(What you have to do) Your task is to give the number of lines in the listing that include "JSON", and nothing else.

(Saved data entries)
%%

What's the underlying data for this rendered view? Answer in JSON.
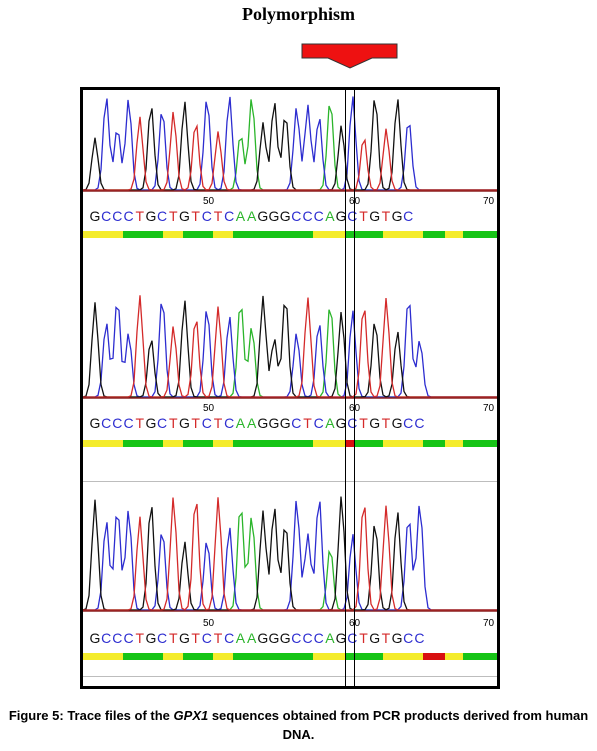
{
  "header": {
    "title": "Polymorphism"
  },
  "colors": {
    "A": "#2bb52b",
    "C": "#2d2dd0",
    "G": "#111111",
    "T": "#d42a2a",
    "arrow": "#ee1111",
    "qual_high": "#16c416",
    "qual_mid": "#f4ec2c",
    "qual_low": "#d81010"
  },
  "panels": [
    {
      "seq": "GCCCTGCTGTCTCAAGGGCCCAGCTGTGC",
      "ticks": [
        "50",
        "60",
        "70"
      ]
    },
    {
      "seq": "GCCCTGCTGTCTCAAGGGCTCAGCTGTGCC",
      "ticks": [
        "50",
        "60",
        "70"
      ]
    },
    {
      "seq": "GCCCTGCTGTCTCAAGGGCCCAGCTGTGCC",
      "ticks": [
        "50",
        "60",
        "70"
      ]
    }
  ],
  "caption": {
    "prefix": "Figure 5: Trace files of the ",
    "gene": "GPX1",
    "suffix": " sequences obtained from PCR products derived from human DNA."
  }
}
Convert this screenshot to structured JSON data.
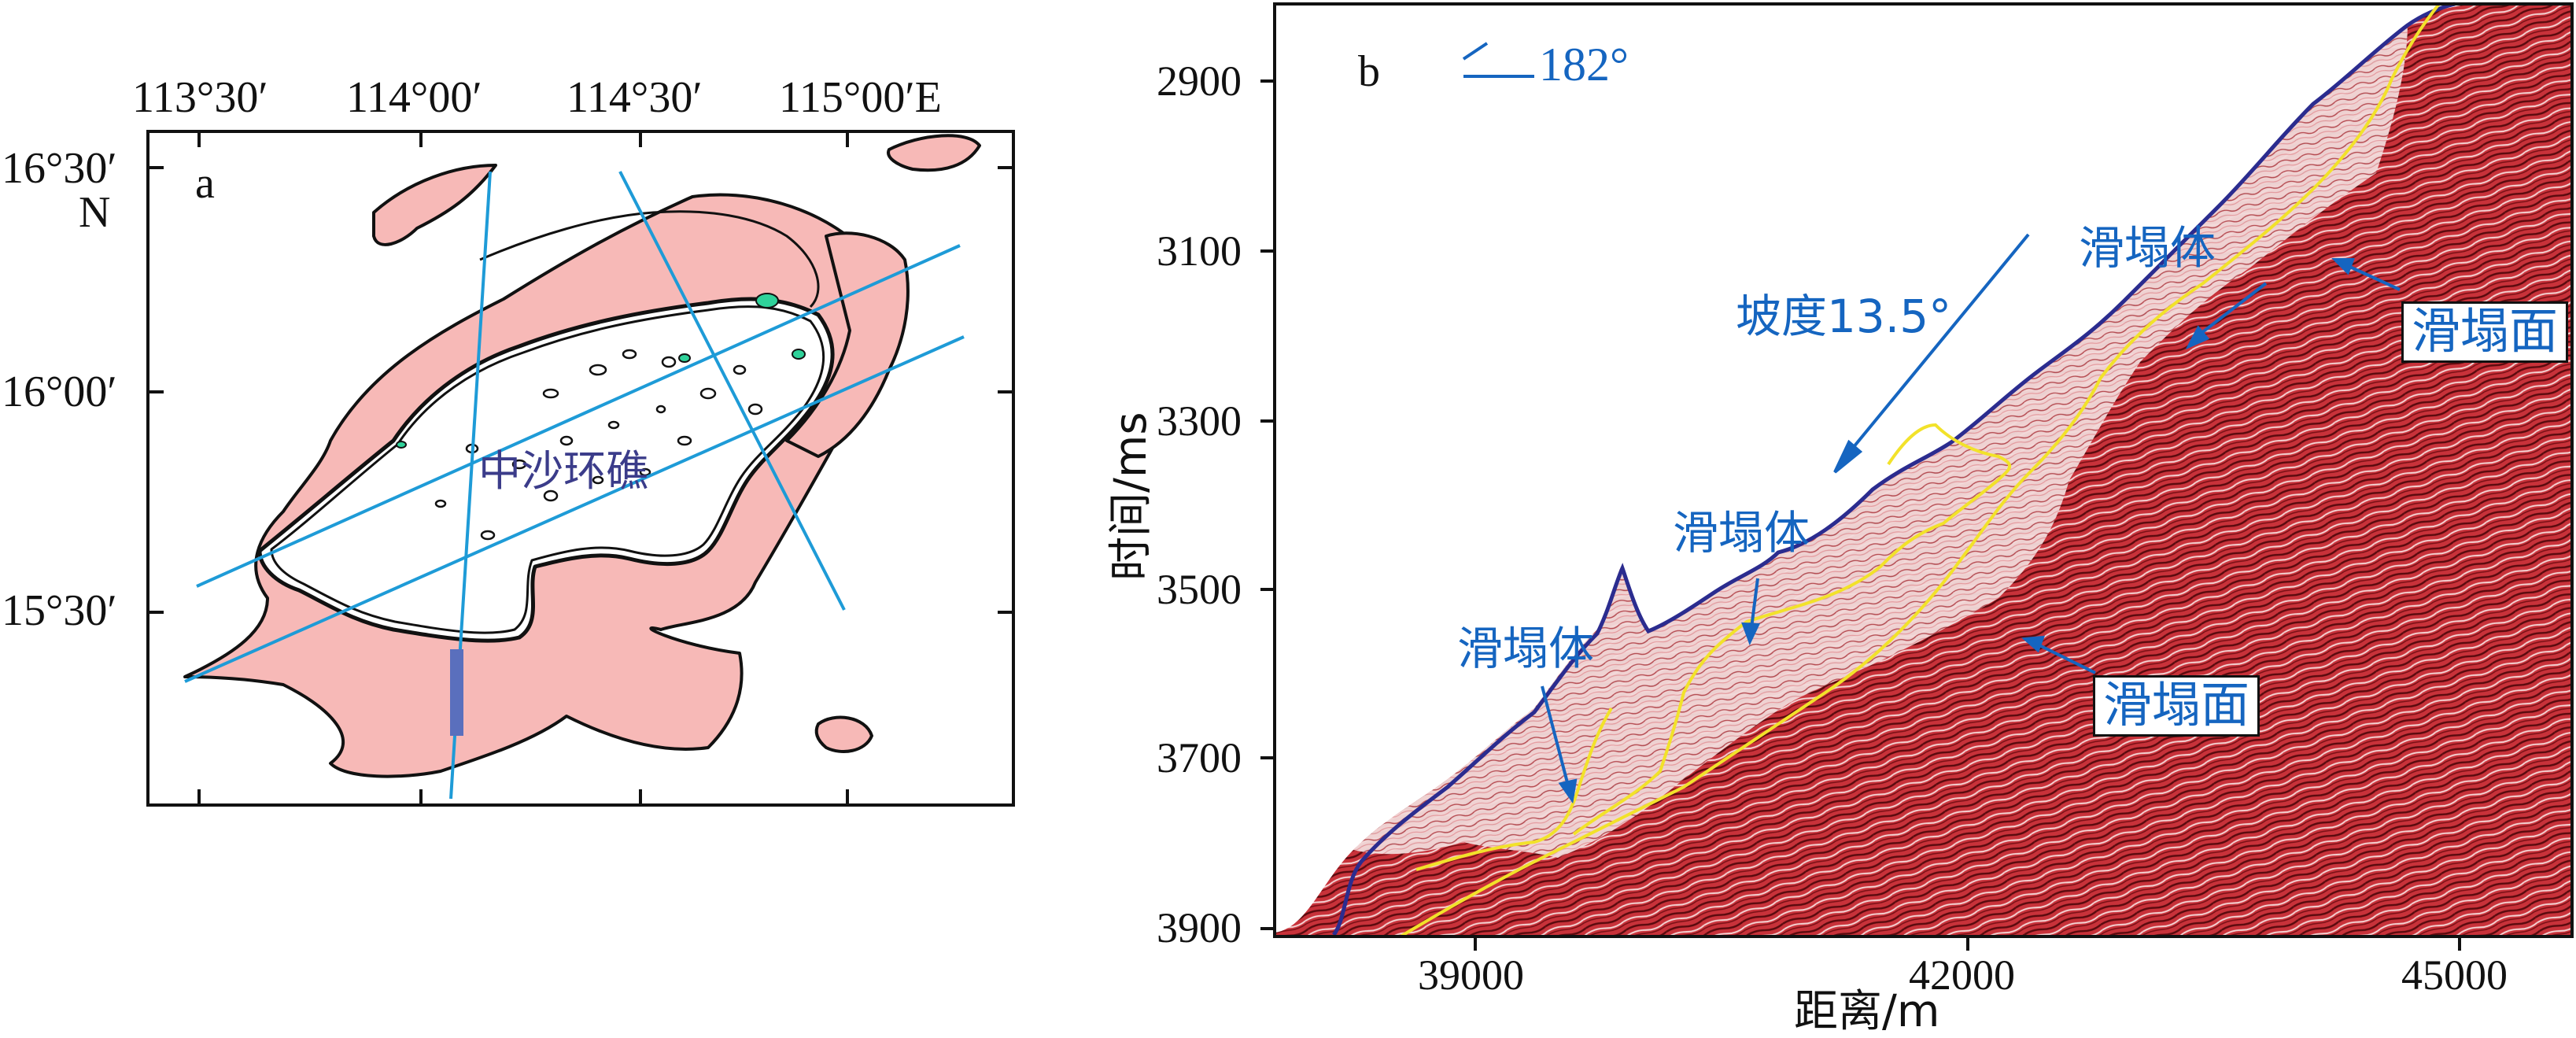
{
  "panel_a": {
    "label": "a",
    "lon_ticks": [
      "113°30′",
      "114°00′",
      "114°30′",
      "115°00′E"
    ],
    "lat_ticks": [
      "16°30′",
      "16°00′",
      "15°30′"
    ],
    "north_label": "N",
    "atoll_name": "中沙环礁"
  },
  "panel_b": {
    "label": "b",
    "azimuth": "182°",
    "slope_label": "坡度13.5°",
    "slide_body": "滑塌体",
    "slide_surface": "滑塌面",
    "y_axis_label": "时间/ms",
    "x_axis_label": "距离/m",
    "y_ticks": [
      "2900",
      "3100",
      "3300",
      "3500",
      "3700",
      "3900"
    ],
    "x_ticks": [
      "39000",
      "42000",
      "45000"
    ]
  },
  "colors": {
    "shelf_fill": "#f7b9b7",
    "line_blue": "#1e9bd7",
    "annot_blue": "#1565c0",
    "seismic_red": "#b0151c",
    "horizon_yellow": "#f2e22a",
    "reef_green": "#2fd29a"
  }
}
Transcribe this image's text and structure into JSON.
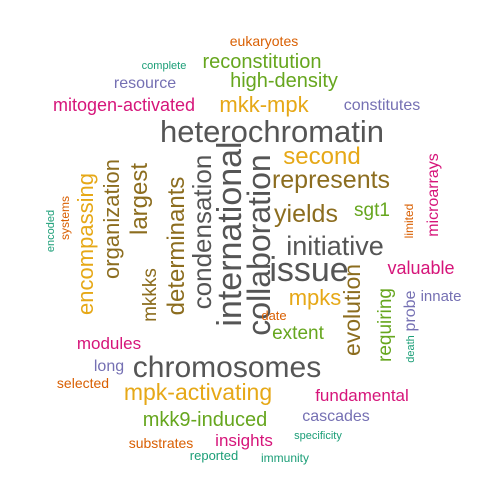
{
  "words": [
    {
      "text": "heterochromatin",
      "color": "#555555"
    },
    {
      "text": "chromosomes",
      "color": "#555555"
    },
    {
      "text": "issue",
      "color": "#555555"
    },
    {
      "text": "initiative",
      "color": "#555555"
    },
    {
      "text": "international",
      "color": "#555555"
    },
    {
      "text": "collaboration",
      "color": "#555555"
    },
    {
      "text": "condensation",
      "color": "#555555"
    },
    {
      "text": "determinants",
      "color": "#8c6d1f"
    },
    {
      "text": "organization",
      "color": "#8c6d1f"
    },
    {
      "text": "largest",
      "color": "#8c6d1f"
    },
    {
      "text": "represents",
      "color": "#8c6d1f"
    },
    {
      "text": "yields",
      "color": "#8c6d1f"
    },
    {
      "text": "evolution",
      "color": "#8c6d1f"
    },
    {
      "text": "mkkks",
      "color": "#8c6d1f"
    },
    {
      "text": "encompassing",
      "color": "#e6a817"
    },
    {
      "text": "second",
      "color": "#e6a817"
    },
    {
      "text": "mkk-mpk",
      "color": "#e6a817"
    },
    {
      "text": "mpks",
      "color": "#e6a817"
    },
    {
      "text": "mpk-activating",
      "color": "#e6a817"
    },
    {
      "text": "reconstitution",
      "color": "#66a61e"
    },
    {
      "text": "high-density",
      "color": "#66a61e"
    },
    {
      "text": "sgt1",
      "color": "#66a61e"
    },
    {
      "text": "extent",
      "color": "#66a61e"
    },
    {
      "text": "requiring",
      "color": "#66a61e"
    },
    {
      "text": "mkk9-induced",
      "color": "#66a61e"
    },
    {
      "text": "mitogen-activated",
      "color": "#d6157a"
    },
    {
      "text": "valuable",
      "color": "#d6157a"
    },
    {
      "text": "microarrays",
      "color": "#d6157a"
    },
    {
      "text": "modules",
      "color": "#d6157a"
    },
    {
      "text": "fundamental",
      "color": "#d6157a"
    },
    {
      "text": "insights",
      "color": "#d6157a"
    },
    {
      "text": "constitutes",
      "color": "#7570b3"
    },
    {
      "text": "resource",
      "color": "#7570b3"
    },
    {
      "text": "innate",
      "color": "#7570b3"
    },
    {
      "text": "probe",
      "color": "#7570b3"
    },
    {
      "text": "long",
      "color": "#7570b3"
    },
    {
      "text": "cascades",
      "color": "#7570b3"
    },
    {
      "text": "eukaryotes",
      "color": "#d95f02"
    },
    {
      "text": "date",
      "color": "#d95f02"
    },
    {
      "text": "limited",
      "color": "#d95f02"
    },
    {
      "text": "selected",
      "color": "#d95f02"
    },
    {
      "text": "substrates",
      "color": "#d95f02"
    },
    {
      "text": "systems",
      "color": "#d95f02"
    },
    {
      "text": "complete",
      "color": "#1b9e77"
    },
    {
      "text": "encoded",
      "color": "#1b9e77"
    },
    {
      "text": "death",
      "color": "#1b9e77"
    },
    {
      "text": "specificity",
      "color": "#1b9e77"
    },
    {
      "text": "reported",
      "color": "#1b9e77"
    },
    {
      "text": "immunity",
      "color": "#1b9e77"
    }
  ]
}
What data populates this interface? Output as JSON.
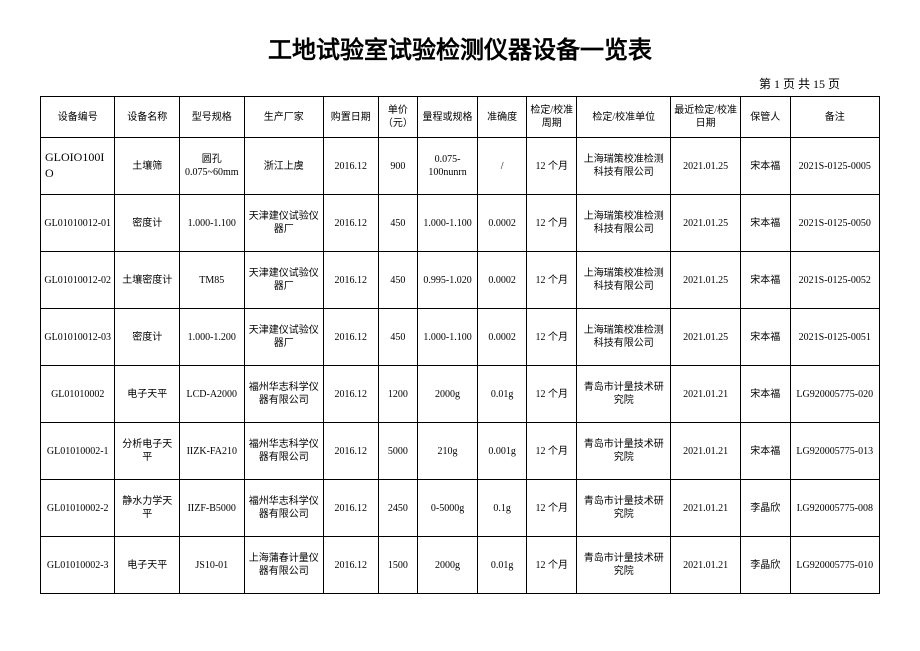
{
  "title": "工地试验室试验检测仪器设备一览表",
  "pager": "第 1 页 共 15 页",
  "columns": [
    "设备编号",
    "设备名称",
    "型号规格",
    "生产厂家",
    "购置日期",
    "单价（元）",
    "量程或规格",
    "准确度",
    "检定/校准周期",
    "检定/校准单位",
    "最近检定/校准日期",
    "保管人",
    "备注"
  ],
  "rows": [
    [
      "GLOIO100IO",
      "土壤筛",
      "圆孔0.075~60mm",
      "浙江上虞",
      "2016.12",
      "900",
      "0.075-100nunrn",
      "/",
      "12 个月",
      "上海瑞策校准检测科技有限公司",
      "2021.01.25",
      "宋本福",
      "2021S-0125-0005"
    ],
    [
      "GL01010012-01",
      "密度计",
      "1.000-1.100",
      "天津建仪试验仪器厂",
      "2016.12",
      "450",
      "1.000-1.100",
      "0.0002",
      "12 个月",
      "上海瑞策校准检测科技有限公司",
      "2021.01.25",
      "宋本福",
      "2021S-0125-0050"
    ],
    [
      "GL01010012-02",
      "土壤密度计",
      "TM85",
      "天津建仪试验仪器厂",
      "2016.12",
      "450",
      "0.995-1.020",
      "0.0002",
      "12 个月",
      "上海瑞策校准检测科技有限公司",
      "2021.01.25",
      "宋本福",
      "2021S-0125-0052"
    ],
    [
      "GL01010012-03",
      "密度计",
      "1.000-1.200",
      "天津建仪试验仪器厂",
      "2016.12",
      "450",
      "1.000-1.100",
      "0.0002",
      "12 个月",
      "上海瑞策校准检测科技有限公司",
      "2021.01.25",
      "宋本福",
      "2021S-0125-0051"
    ],
    [
      "GL01010002",
      "电子天平",
      "LCD-A2000",
      "福州华志科学仪器有限公司",
      "2016.12",
      "1200",
      "2000g",
      "0.01g",
      "12 个月",
      "青岛市计量技术研究院",
      "2021.01.21",
      "宋本福",
      "LG920005775-020"
    ],
    [
      "GL01010002-1",
      "分析电子天平",
      "IIZK-FA210",
      "福州华志科学仪器有限公司",
      "2016.12",
      "5000",
      "210g",
      "0.001g",
      "12 个月",
      "青岛市计量技术研究院",
      "2021.01.21",
      "宋本福",
      "LG920005775-013"
    ],
    [
      "GL01010002-2",
      "静水力学天平",
      "IIZF-B5000",
      "福州华志科学仪器有限公司",
      "2016.12",
      "2450",
      "0-5000g",
      "0.1g",
      "12 个月",
      "青岛市计量技术研究院",
      "2021.01.21",
      "李晶欣",
      "I.G920005775-008"
    ],
    [
      "GL01010002-3",
      "电子天平",
      "JS10-01",
      "上海蒲春计量仪器有限公司",
      "2016.12",
      "1500",
      "2000g",
      "0.01g",
      "12 个月",
      "青岛市计量技术研究院",
      "2021.01.21",
      "李晶欣",
      "LG920005775-010"
    ]
  ]
}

%%

(Output for this exercise) 4